# START OF Stored data
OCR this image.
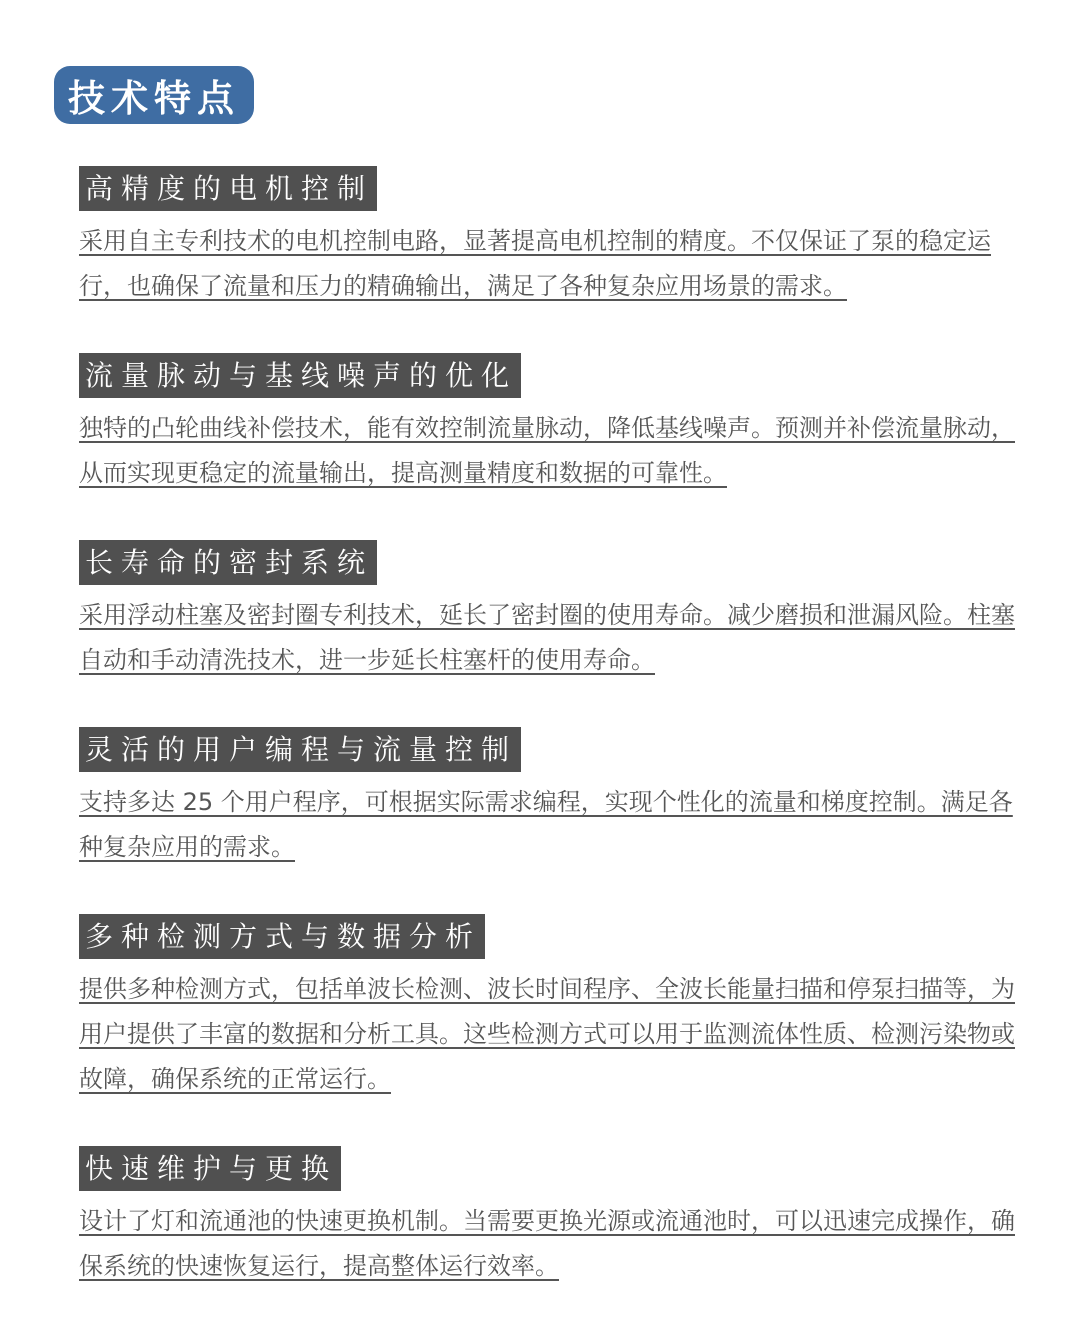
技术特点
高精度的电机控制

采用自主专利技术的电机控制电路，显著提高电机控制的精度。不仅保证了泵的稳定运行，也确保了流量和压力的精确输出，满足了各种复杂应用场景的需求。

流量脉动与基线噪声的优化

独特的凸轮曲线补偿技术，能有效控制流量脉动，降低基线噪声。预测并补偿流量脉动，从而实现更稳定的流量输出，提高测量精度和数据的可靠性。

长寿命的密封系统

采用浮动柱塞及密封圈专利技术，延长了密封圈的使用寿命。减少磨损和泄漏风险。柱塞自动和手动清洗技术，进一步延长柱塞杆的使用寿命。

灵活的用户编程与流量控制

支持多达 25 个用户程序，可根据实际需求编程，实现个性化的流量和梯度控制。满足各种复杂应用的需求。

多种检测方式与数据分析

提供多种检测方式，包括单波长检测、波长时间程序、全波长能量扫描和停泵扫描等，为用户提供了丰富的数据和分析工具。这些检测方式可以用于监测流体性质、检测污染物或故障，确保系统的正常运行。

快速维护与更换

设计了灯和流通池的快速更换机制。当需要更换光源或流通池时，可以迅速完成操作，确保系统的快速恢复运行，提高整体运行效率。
# END OF Stored data
Description of the task> Transcribe every record above exactly as written, leaving out any pictures.

Solution below>
OCR this image.
技术特点
高精度的电机控制

采用自主专利技术的电机控制电路，显著提高电机控制的精度。不仅保证了泵的稳定运行，也确保了流量和压力的精确输出，满足了各种复杂应用场景的需求。

流量脉动与基线噪声的优化

独特的凸轮曲线补偿技术，能有效控制流量脉动，降低基线噪声。预测并补偿流量脉动，从而实现更稳定的流量输出，提高测量精度和数据的可靠性。

长寿命的密封系统

采用浮动柱塞及密封圈专利技术，延长了密封圈的使用寿命。减少磨损和泄漏风险。柱塞自动和手动清洗技术，进一步延长柱塞杆的使用寿命。

灵活的用户编程与流量控制

支持多达 25 个用户程序，可根据实际需求编程，实现个性化的流量和梯度控制。满足各种复杂应用的需求。

多种检测方式与数据分析

提供多种检测方式，包括单波长检测、波长时间程序、全波长能量扫描和停泵扫描等，为用户提供了丰富的数据和分析工具。这些检测方式可以用于监测流体性质、检测污染物或故障，确保系统的正常运行。

快速维护与更换

设计了灯和流通池的快速更换机制。当需要更换光源或流通池时，可以迅速完成操作，确保系统的快速恢复运行，提高整体运行效率。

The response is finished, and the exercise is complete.